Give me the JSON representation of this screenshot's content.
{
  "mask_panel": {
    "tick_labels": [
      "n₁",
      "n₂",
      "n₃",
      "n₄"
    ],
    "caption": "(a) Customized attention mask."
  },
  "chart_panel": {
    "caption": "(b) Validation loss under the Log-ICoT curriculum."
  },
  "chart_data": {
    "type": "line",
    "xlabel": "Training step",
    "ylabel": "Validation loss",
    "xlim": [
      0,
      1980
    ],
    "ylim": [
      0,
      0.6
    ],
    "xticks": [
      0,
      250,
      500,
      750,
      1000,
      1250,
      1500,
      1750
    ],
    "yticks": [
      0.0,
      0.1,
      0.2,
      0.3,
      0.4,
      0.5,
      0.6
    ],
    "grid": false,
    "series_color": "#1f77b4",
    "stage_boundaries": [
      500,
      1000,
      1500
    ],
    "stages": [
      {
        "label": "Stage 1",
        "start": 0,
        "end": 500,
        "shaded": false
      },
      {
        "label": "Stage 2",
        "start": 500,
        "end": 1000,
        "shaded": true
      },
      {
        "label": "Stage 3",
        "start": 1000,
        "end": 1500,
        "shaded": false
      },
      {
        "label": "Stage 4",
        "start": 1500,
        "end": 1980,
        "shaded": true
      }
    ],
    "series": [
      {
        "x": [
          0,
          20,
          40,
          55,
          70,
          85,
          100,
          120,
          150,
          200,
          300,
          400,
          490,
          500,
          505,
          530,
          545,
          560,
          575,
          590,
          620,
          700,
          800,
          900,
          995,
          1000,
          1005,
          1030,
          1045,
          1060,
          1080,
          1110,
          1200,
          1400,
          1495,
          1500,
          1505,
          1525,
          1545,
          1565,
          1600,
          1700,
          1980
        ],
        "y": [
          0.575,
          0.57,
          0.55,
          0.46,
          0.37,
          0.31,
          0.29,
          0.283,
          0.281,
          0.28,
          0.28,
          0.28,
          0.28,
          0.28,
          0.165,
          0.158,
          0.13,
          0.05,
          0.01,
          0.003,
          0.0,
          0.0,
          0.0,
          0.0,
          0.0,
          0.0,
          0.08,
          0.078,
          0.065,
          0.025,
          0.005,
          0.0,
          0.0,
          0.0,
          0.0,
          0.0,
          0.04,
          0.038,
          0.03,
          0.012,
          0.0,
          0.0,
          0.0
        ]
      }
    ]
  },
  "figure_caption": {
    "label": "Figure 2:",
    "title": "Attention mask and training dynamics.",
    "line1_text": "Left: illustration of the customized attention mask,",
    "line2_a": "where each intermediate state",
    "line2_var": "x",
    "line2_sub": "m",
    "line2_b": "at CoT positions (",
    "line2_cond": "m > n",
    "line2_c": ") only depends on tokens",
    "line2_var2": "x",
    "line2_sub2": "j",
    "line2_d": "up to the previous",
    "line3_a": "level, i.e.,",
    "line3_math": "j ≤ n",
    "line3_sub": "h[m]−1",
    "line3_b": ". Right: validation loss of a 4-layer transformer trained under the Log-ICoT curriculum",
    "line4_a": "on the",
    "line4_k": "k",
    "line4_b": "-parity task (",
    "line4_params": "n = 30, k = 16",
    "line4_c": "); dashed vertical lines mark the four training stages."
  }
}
###
Write out the entire listing exactly.

Give me the JSON representation of this screenshot's content.
{
  "mask_panel": {
    "tick_labels": [
      "n₁",
      "n₂",
      "n₃",
      "n₄"
    ],
    "caption": "(a) Customized attention mask."
  },
  "chart_panel": {
    "caption": "(b) Validation loss under the Log-ICoT curriculum."
  },
  "chart_data": {
    "type": "line",
    "xlabel": "Training step",
    "ylabel": "Validation loss",
    "xlim": [
      0,
      1980
    ],
    "ylim": [
      0,
      0.6
    ],
    "xticks": [
      0,
      250,
      500,
      750,
      1000,
      1250,
      1500,
      1750
    ],
    "yticks": [
      0.0,
      0.1,
      0.2,
      0.3,
      0.4,
      0.5,
      0.6
    ],
    "grid": false,
    "series_color": "#1f77b4",
    "stage_boundaries": [
      500,
      1000,
      1500
    ],
    "stages": [
      {
        "label": "Stage 1",
        "start": 0,
        "end": 500,
        "shaded": false
      },
      {
        "label": "Stage 2",
        "start": 500,
        "end": 1000,
        "shaded": true
      },
      {
        "label": "Stage 3",
        "start": 1000,
        "end": 1500,
        "shaded": false
      },
      {
        "label": "Stage 4",
        "start": 1500,
        "end": 1980,
        "shaded": true
      }
    ],
    "series": [
      {
        "x": [
          0,
          20,
          40,
          55,
          70,
          85,
          100,
          120,
          150,
          200,
          300,
          400,
          490,
          500,
          505,
          530,
          545,
          560,
          575,
          590,
          620,
          700,
          800,
          900,
          995,
          1000,
          1005,
          1030,
          1045,
          1060,
          1080,
          1110,
          1200,
          1400,
          1495,
          1500,
          1505,
          1525,
          1545,
          1565,
          1600,
          1700,
          1980
        ],
        "y": [
          0.575,
          0.57,
          0.55,
          0.46,
          0.37,
          0.31,
          0.29,
          0.283,
          0.281,
          0.28,
          0.28,
          0.28,
          0.28,
          0.28,
          0.165,
          0.158,
          0.13,
          0.05,
          0.01,
          0.003,
          0.0,
          0.0,
          0.0,
          0.0,
          0.0,
          0.0,
          0.08,
          0.078,
          0.065,
          0.025,
          0.005,
          0.0,
          0.0,
          0.0,
          0.0,
          0.0,
          0.04,
          0.038,
          0.03,
          0.012,
          0.0,
          0.0,
          0.0
        ]
      }
    ]
  },
  "figure_caption": {
    "label": "Figure 2:",
    "title": "Attention mask and training dynamics.",
    "line1_text": "Left: illustration of the customized attention mask,",
    "line2_a": "where each intermediate state",
    "line2_var": "x",
    "line2_sub": "m",
    "line2_b": "at CoT positions (",
    "line2_cond": "m > n",
    "line2_c": ") only depends on tokens",
    "line2_var2": "x",
    "line2_sub2": "j",
    "line2_d": "up to the previous",
    "line3_a": "level, i.e.,",
    "line3_math": "j ≤ n",
    "line3_sub": "h[m]−1",
    "line3_b": ". Right: validation loss of a 4-layer transformer trained under the Log-ICoT curriculum",
    "line4_a": "on the",
    "line4_k": "k",
    "line4_b": "-parity task (",
    "line4_params": "n = 30, k = 16",
    "line4_c": "); dashed vertical lines mark the four training stages."
  }
}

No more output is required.